The records below are split into lines. How many of those lines contain the string "Personnel"? Reply with the number only.

• • • • • • •

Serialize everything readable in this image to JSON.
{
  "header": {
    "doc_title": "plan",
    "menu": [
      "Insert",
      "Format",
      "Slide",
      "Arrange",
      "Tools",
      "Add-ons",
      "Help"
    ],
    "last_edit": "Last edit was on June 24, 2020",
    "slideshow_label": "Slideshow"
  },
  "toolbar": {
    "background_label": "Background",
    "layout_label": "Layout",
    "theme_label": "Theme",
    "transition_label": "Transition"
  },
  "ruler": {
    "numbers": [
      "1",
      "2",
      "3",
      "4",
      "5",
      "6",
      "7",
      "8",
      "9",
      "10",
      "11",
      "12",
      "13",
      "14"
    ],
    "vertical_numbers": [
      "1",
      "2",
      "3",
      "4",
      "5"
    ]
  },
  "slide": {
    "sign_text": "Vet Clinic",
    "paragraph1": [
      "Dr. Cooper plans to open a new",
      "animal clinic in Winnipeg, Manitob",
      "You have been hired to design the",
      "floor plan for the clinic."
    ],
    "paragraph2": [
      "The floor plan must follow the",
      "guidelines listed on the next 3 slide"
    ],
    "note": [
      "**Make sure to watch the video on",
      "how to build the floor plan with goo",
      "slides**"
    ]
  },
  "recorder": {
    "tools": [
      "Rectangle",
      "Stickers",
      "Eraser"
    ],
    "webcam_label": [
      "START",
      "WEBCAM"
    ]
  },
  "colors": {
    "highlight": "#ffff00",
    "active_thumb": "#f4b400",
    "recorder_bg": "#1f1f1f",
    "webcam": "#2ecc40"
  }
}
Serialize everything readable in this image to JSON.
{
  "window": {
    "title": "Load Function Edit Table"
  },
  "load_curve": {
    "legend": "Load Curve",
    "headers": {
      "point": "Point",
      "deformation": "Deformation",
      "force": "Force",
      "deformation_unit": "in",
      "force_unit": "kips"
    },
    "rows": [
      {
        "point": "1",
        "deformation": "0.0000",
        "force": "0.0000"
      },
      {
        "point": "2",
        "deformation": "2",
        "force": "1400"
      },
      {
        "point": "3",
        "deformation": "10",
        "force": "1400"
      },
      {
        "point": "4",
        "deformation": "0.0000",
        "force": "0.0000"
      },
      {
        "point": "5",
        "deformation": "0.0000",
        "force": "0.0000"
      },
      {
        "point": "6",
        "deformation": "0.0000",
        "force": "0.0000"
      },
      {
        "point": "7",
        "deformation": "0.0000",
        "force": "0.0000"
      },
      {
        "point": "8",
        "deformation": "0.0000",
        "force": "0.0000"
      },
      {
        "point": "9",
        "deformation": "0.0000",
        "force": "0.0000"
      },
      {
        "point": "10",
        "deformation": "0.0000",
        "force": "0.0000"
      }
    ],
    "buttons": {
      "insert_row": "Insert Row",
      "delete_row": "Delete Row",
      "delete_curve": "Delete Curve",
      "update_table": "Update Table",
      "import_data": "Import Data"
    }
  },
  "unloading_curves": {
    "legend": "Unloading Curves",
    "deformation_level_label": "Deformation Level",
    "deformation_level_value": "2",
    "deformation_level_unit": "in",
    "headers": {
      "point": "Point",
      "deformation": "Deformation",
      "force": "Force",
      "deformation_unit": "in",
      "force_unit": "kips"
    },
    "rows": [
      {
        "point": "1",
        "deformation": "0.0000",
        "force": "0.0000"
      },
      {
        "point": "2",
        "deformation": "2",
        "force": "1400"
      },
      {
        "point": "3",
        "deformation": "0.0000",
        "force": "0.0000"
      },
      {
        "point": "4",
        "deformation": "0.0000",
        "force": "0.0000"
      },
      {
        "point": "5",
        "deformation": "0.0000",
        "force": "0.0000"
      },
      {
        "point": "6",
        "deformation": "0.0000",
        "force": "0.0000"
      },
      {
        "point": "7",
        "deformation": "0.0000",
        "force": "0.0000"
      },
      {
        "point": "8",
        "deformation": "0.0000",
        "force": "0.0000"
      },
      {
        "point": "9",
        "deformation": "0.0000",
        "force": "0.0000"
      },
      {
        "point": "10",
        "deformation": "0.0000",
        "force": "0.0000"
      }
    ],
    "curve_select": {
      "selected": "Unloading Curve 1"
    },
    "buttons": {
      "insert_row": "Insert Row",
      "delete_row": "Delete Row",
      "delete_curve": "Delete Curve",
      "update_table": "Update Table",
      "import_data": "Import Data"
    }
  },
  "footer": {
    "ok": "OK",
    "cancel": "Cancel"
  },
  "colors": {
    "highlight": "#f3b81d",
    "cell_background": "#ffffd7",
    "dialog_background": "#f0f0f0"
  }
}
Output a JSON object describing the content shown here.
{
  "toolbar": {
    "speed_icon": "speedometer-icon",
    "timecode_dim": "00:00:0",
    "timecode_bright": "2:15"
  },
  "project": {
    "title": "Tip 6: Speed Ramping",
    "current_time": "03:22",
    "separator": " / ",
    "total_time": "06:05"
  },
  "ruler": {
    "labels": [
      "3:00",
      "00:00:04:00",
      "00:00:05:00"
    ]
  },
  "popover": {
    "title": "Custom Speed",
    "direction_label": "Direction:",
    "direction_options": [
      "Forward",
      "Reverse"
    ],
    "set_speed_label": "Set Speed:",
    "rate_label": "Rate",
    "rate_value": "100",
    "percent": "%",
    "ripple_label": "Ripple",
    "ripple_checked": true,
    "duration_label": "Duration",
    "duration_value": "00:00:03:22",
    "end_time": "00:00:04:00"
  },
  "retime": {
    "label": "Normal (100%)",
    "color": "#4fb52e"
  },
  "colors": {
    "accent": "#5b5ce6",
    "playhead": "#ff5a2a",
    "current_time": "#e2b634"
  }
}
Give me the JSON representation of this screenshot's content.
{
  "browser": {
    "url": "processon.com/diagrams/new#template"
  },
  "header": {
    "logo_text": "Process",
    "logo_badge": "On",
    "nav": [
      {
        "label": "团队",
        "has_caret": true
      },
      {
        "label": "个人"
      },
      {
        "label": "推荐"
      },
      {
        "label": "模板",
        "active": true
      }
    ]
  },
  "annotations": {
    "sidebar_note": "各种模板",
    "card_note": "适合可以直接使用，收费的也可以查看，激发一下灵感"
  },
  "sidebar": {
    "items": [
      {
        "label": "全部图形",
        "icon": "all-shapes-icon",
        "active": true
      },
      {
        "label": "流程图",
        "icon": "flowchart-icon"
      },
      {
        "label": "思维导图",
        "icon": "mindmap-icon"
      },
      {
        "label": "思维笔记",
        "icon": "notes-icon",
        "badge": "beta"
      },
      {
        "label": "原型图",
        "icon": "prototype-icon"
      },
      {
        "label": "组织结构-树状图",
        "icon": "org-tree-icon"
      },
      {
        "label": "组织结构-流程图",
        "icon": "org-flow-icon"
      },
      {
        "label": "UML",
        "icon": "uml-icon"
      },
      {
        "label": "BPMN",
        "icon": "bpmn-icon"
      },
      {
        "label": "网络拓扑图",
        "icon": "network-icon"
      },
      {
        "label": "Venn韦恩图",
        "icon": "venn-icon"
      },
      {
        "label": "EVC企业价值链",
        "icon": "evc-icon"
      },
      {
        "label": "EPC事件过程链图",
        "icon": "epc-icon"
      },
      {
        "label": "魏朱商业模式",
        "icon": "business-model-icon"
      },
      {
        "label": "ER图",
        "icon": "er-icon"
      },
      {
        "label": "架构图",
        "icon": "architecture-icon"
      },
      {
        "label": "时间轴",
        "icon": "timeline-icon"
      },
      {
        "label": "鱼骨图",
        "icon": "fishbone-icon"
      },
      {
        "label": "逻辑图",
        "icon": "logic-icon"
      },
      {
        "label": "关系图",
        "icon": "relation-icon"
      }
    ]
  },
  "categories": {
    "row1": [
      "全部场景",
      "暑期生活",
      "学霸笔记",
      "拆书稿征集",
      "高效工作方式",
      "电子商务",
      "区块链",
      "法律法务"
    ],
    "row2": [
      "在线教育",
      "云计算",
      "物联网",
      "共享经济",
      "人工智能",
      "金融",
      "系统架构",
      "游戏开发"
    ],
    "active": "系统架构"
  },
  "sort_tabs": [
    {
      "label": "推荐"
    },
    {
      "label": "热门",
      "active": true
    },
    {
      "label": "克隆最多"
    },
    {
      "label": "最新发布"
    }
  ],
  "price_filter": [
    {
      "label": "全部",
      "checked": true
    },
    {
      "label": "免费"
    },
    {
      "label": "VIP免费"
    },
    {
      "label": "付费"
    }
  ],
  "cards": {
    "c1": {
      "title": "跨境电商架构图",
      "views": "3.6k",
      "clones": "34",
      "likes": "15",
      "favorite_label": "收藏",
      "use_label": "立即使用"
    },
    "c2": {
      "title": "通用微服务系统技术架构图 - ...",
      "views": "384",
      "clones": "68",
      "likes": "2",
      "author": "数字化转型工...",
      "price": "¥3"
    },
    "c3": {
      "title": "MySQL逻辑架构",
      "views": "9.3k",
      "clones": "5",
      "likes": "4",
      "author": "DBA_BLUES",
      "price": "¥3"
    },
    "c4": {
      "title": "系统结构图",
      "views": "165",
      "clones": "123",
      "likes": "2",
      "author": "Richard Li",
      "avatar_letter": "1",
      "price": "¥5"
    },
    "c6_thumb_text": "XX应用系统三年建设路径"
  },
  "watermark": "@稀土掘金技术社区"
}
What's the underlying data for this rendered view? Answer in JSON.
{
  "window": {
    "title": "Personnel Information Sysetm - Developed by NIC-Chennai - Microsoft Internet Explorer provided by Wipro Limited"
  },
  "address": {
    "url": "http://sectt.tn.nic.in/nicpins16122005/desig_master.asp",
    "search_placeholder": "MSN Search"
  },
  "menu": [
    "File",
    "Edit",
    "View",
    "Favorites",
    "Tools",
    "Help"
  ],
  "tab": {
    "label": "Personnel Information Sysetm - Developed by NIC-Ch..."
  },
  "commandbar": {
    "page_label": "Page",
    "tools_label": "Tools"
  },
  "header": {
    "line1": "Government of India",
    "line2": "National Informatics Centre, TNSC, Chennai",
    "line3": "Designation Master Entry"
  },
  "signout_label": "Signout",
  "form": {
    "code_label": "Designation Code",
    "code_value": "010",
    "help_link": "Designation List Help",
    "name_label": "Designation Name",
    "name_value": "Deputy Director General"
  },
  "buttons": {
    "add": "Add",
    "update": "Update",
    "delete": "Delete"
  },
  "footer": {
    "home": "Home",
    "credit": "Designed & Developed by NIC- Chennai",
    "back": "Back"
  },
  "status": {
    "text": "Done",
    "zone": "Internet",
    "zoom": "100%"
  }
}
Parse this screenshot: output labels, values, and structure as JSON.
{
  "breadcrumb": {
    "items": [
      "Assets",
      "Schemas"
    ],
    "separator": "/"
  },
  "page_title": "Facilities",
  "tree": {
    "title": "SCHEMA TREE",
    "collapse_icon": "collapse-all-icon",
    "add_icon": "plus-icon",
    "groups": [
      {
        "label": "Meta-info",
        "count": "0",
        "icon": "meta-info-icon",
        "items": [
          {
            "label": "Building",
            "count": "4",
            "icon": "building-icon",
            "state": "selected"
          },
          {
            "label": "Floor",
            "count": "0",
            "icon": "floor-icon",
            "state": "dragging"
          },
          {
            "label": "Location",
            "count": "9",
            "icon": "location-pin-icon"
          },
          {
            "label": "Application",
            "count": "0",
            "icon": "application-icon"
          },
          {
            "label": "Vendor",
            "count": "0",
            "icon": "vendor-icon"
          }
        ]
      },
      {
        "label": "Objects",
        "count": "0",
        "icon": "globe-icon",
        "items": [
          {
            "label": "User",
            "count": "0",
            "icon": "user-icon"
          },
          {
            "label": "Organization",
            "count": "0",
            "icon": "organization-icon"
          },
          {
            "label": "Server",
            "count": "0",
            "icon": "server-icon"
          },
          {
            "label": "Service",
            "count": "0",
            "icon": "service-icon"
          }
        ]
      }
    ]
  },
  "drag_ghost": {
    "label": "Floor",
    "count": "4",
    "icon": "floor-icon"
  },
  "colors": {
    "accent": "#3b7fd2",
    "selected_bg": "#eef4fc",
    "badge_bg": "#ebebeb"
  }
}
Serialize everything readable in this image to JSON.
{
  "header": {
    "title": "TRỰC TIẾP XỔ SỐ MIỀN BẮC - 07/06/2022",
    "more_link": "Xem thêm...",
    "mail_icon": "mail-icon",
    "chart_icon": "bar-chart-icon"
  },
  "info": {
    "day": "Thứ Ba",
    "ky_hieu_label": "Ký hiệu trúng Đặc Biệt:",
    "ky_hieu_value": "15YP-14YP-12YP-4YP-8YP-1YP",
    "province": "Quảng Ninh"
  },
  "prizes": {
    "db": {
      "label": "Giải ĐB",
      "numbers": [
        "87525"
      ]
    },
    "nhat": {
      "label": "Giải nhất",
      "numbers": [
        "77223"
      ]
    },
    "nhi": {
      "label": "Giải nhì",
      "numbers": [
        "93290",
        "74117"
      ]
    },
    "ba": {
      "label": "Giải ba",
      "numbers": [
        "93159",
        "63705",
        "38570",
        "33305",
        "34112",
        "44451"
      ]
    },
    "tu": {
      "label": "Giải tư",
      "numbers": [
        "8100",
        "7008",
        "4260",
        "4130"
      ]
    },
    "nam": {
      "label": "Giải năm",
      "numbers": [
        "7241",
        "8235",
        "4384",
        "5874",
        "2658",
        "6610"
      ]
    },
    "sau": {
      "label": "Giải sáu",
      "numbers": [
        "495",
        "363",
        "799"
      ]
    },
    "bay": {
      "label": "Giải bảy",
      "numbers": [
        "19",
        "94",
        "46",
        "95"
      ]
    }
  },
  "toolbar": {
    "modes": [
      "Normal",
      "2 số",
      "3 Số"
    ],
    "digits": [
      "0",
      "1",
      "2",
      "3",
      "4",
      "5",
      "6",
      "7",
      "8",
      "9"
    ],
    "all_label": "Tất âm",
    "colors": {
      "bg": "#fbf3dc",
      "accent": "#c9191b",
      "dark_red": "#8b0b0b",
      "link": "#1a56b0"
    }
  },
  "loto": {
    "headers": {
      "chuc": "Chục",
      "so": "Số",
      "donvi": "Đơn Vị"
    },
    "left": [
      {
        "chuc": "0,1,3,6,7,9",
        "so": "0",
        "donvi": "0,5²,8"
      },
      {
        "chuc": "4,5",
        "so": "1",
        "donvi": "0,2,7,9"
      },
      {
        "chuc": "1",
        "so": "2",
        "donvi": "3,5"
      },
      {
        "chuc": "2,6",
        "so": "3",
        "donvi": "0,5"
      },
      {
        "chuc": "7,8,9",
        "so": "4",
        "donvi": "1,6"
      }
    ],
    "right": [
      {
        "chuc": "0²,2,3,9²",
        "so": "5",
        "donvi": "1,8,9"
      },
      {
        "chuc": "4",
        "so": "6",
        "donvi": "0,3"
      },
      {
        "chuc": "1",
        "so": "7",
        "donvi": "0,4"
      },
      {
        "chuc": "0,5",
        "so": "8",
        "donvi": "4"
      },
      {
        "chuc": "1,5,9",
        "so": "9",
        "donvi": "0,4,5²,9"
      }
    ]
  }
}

• • • • • • •

▶ **Answer to the exercise**
2